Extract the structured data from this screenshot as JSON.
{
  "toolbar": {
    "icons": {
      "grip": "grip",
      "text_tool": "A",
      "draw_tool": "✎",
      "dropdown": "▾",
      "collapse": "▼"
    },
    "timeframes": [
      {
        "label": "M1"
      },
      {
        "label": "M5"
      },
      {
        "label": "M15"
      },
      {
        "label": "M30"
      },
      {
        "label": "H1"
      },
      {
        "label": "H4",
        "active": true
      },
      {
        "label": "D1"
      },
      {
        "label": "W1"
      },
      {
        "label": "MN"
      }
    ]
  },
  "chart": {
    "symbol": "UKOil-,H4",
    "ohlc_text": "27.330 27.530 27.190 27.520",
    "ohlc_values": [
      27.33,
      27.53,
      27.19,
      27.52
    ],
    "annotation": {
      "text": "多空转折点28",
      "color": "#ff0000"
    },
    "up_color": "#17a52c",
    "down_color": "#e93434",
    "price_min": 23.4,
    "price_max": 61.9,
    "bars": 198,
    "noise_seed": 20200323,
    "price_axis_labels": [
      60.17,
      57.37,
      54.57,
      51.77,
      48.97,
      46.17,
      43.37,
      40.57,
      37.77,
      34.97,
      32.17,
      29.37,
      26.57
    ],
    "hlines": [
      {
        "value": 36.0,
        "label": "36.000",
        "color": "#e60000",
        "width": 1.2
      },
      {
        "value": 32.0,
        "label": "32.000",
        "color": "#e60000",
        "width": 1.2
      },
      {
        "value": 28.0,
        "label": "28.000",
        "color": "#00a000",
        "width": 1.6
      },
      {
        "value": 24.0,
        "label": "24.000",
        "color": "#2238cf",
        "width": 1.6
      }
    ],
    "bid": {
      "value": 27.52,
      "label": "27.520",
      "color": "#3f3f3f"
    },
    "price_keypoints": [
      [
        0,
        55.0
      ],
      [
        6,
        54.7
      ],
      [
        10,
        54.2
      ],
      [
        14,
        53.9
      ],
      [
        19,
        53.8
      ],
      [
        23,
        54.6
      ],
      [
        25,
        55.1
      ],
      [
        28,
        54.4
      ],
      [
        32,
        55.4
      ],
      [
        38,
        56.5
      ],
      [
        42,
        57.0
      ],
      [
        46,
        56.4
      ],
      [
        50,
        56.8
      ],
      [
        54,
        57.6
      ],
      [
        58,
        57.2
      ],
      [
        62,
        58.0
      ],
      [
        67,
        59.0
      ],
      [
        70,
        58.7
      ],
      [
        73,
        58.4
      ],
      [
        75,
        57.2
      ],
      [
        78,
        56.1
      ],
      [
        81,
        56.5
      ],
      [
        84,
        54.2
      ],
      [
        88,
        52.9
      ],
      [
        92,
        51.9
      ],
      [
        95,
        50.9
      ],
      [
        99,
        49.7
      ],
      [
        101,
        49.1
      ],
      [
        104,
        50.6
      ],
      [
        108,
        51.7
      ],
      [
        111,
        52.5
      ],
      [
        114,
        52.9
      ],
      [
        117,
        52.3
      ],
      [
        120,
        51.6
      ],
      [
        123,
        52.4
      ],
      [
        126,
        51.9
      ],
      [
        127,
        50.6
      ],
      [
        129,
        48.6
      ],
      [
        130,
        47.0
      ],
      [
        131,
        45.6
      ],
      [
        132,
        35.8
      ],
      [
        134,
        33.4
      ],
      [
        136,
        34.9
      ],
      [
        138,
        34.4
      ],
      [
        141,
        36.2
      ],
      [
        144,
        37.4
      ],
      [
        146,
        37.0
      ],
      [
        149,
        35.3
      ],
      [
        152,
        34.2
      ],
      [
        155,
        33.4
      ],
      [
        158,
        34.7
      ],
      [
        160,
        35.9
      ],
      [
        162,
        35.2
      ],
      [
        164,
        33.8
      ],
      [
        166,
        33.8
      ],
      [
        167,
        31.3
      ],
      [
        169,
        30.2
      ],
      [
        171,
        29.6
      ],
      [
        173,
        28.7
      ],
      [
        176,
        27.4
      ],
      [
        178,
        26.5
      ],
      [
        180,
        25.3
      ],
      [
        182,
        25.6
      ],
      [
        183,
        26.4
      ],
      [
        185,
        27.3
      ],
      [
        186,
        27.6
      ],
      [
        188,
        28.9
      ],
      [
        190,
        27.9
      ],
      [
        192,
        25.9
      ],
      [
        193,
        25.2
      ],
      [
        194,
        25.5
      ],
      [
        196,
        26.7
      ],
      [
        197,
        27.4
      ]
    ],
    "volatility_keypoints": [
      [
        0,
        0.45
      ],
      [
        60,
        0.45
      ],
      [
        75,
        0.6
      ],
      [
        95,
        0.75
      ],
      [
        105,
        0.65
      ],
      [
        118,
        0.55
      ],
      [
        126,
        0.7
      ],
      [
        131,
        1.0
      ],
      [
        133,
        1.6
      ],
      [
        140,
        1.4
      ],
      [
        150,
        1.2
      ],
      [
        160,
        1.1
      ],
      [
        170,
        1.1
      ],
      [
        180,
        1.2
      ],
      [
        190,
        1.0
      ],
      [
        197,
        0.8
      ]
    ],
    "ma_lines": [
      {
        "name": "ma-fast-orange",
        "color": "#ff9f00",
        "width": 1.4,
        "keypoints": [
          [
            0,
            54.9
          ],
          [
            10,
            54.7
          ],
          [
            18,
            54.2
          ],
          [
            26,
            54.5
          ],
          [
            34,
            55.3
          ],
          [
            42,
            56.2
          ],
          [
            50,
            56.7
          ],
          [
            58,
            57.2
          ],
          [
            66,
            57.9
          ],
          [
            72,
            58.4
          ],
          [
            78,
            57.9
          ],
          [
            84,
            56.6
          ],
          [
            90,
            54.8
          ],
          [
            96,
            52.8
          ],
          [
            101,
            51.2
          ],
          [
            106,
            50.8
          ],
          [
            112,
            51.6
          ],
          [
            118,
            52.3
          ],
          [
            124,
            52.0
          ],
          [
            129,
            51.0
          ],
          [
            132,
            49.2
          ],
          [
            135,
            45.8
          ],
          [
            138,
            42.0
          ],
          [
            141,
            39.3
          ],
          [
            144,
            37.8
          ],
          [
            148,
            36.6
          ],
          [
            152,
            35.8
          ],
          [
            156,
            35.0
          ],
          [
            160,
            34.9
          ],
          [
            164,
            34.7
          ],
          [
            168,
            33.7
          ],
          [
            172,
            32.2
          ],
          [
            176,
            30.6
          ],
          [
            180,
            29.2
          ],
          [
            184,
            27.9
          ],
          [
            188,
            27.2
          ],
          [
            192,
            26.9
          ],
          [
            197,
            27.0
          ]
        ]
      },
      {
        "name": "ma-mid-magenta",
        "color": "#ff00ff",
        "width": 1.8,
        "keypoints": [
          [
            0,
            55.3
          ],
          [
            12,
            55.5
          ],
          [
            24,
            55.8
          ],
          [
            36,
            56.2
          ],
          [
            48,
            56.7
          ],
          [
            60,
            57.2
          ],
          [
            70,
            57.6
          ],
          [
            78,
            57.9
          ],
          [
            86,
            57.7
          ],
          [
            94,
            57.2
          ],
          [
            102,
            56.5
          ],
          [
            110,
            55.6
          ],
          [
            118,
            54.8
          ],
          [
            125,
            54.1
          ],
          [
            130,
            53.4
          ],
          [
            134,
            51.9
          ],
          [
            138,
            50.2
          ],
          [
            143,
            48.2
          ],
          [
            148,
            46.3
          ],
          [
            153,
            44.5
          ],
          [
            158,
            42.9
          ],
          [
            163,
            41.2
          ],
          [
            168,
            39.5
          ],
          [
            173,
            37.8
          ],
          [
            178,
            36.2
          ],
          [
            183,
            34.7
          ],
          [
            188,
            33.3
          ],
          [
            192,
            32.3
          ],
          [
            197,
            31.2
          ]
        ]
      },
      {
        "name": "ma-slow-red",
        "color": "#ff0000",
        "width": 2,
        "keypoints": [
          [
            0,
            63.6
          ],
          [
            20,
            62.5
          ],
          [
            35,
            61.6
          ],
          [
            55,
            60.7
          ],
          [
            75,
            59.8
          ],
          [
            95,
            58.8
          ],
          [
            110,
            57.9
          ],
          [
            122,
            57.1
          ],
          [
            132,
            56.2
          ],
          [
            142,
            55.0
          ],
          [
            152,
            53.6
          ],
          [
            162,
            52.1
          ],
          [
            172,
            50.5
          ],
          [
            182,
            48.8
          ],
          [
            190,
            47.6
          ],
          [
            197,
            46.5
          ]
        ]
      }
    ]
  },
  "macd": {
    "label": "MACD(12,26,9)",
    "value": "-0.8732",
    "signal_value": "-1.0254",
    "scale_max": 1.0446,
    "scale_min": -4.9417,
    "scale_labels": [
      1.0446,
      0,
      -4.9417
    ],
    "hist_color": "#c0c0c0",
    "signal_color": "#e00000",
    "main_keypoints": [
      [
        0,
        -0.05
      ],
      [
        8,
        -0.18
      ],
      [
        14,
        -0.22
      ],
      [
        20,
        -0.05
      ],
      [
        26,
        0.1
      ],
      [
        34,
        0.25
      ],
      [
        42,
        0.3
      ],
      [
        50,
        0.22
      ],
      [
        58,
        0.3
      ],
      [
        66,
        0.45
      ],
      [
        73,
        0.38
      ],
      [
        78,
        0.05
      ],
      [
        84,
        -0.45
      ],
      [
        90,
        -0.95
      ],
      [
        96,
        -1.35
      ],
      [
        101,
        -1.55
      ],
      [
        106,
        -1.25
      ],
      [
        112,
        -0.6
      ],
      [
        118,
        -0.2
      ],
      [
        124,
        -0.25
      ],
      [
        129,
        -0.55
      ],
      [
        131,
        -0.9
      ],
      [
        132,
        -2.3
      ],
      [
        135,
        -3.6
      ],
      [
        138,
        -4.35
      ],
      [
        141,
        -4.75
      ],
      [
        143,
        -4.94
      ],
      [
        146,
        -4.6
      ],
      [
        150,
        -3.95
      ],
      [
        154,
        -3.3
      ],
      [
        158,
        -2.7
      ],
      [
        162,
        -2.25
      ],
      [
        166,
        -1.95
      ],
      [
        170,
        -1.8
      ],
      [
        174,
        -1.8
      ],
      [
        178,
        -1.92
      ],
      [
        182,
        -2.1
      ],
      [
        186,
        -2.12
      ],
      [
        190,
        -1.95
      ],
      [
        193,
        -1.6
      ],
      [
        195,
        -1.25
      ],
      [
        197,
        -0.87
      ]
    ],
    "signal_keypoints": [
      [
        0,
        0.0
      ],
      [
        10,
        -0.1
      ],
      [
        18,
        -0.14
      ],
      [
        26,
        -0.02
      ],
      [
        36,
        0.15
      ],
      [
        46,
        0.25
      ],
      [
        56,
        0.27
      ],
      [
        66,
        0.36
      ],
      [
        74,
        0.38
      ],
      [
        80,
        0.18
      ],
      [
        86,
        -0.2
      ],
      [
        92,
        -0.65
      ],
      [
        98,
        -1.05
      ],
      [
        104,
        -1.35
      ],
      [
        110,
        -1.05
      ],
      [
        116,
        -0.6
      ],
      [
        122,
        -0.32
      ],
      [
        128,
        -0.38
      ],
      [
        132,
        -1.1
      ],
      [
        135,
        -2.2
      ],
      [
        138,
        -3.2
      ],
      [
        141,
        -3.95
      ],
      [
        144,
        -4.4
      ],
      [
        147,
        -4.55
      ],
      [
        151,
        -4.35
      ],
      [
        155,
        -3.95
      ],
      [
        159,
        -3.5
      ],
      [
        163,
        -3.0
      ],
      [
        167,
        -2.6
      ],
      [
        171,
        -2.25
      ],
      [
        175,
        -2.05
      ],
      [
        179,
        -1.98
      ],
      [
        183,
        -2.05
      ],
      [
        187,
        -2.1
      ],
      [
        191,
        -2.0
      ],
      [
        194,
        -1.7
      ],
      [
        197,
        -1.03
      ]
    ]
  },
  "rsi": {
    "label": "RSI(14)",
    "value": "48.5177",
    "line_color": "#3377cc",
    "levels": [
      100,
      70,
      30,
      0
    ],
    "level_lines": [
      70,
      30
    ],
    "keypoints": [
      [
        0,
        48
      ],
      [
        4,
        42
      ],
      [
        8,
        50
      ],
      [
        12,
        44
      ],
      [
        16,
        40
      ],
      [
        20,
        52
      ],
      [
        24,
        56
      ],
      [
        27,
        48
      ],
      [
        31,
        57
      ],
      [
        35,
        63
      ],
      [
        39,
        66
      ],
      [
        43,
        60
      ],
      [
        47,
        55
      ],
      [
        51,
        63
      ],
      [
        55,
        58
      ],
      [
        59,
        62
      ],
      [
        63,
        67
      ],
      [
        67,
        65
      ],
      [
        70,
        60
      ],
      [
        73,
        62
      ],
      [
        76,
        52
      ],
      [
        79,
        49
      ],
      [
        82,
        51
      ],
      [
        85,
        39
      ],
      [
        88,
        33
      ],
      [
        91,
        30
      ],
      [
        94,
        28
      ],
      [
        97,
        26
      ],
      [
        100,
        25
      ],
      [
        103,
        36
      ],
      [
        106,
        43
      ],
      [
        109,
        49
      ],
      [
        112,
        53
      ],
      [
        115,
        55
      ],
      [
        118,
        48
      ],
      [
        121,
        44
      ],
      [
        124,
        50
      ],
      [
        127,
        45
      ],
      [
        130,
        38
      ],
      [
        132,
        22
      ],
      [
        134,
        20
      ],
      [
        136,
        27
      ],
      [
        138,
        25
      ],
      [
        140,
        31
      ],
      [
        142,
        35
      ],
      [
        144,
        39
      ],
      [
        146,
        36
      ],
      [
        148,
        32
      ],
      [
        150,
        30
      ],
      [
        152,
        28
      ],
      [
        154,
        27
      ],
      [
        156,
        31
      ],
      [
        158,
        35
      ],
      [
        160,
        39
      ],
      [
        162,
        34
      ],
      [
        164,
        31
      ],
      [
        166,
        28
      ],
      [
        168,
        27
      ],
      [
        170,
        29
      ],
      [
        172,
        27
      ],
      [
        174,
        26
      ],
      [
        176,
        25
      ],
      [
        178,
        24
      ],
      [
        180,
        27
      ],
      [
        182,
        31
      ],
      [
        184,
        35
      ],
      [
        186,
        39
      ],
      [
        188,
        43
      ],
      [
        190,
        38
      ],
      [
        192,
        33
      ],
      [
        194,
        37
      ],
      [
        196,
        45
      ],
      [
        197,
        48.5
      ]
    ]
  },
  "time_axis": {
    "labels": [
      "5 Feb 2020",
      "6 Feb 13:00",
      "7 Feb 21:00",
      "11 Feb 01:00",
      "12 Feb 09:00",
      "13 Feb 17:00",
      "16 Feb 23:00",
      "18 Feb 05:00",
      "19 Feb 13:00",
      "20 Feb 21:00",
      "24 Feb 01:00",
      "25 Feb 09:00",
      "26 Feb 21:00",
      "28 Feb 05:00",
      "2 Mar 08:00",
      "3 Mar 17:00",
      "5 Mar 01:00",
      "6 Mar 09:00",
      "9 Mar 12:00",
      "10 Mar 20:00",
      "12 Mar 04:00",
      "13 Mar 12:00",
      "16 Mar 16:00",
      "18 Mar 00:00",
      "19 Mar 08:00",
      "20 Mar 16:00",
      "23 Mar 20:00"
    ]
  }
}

### Given task
From the entries above, collect every line with the string "name" in it.

### Solution
        "name": "ma-fast-orange",
        "name": "ma-mid-magenta",
        "name": "ma-slow-red",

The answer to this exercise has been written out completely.